• [Challenge]: Please print the full listing exactly.

• [Data for this task]:
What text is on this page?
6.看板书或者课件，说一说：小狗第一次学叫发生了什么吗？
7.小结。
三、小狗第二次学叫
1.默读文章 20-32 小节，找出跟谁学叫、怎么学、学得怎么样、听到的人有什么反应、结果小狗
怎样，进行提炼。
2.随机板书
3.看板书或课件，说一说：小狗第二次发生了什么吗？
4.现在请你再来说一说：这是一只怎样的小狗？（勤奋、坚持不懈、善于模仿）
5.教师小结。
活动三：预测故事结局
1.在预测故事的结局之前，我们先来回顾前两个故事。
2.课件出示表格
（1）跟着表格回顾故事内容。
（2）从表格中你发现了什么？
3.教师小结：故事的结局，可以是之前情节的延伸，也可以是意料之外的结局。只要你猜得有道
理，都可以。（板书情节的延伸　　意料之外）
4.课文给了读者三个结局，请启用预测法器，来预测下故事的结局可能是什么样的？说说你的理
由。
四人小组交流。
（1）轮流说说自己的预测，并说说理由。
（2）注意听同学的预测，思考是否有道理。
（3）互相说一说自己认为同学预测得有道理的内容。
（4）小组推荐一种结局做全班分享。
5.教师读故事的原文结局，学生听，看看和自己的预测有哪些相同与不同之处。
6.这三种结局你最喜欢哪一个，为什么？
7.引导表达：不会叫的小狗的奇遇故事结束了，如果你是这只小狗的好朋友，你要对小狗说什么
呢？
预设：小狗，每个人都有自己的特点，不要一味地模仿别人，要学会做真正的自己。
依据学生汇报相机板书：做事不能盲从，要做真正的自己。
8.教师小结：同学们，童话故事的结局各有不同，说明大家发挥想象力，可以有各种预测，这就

• [Correct response]:
What text is on this page?
6.看板书或者课件，说一说：小狗第一次学叫发生了什么吗？
7.小结。
三、小狗第二次学叫
1.默读文章 20-32 小节，找出跟谁学叫、怎么学、学得怎么样、听到的人有什么反应、结果小狗
怎样，进行提炼。
2.随机板书
3.看板书或课件，说一说：小狗第二次发生了什么吗？
4.现在请你再来说一说：这是一只怎样的小狗？（勤奋、坚持不懈、善于模仿）
5.教师小结。
活动三：预测故事结局
1.在预测故事的结局之前，我们先来回顾前两个故事。
2.课件出示表格
（1）跟着表格回顾故事内容。
（2）从表格中你发现了什么？
3.教师小结：故事的结局，可以是之前情节的延伸，也可以是意料之外的结局。只要你猜得有道
理，都可以。（板书情节的延伸　　意料之外）
4.课文给了读者三个结局，请启用预测法器，来预测下故事的结局可能是什么样的？说说你的理
由。
四人小组交流。
（1）轮流说说自己的预测，并说说理由。
（2）注意听同学的预测，思考是否有道理。
（3）互相说一说自己认为同学预测得有道理的内容。
（4）小组推荐一种结局做全班分享。
5.教师读故事的原文结局，学生听，看看和自己的预测有哪些相同与不同之处。
6.这三种结局你最喜欢哪一个，为什么？
7.引导表达：不会叫的小狗的奇遇故事结束了，如果你是这只小狗的好朋友，你要对小狗说什么
呢？
预设：小狗，每个人都有自己的特点，不要一味地模仿别人，要学会做真正的自己。
依据学生汇报相机板书：做事不能盲从，要做真正的自己。
8.教师小结：同学们，童话故事的结局各有不同，说明大家发挥想象力，可以有各种预测，这就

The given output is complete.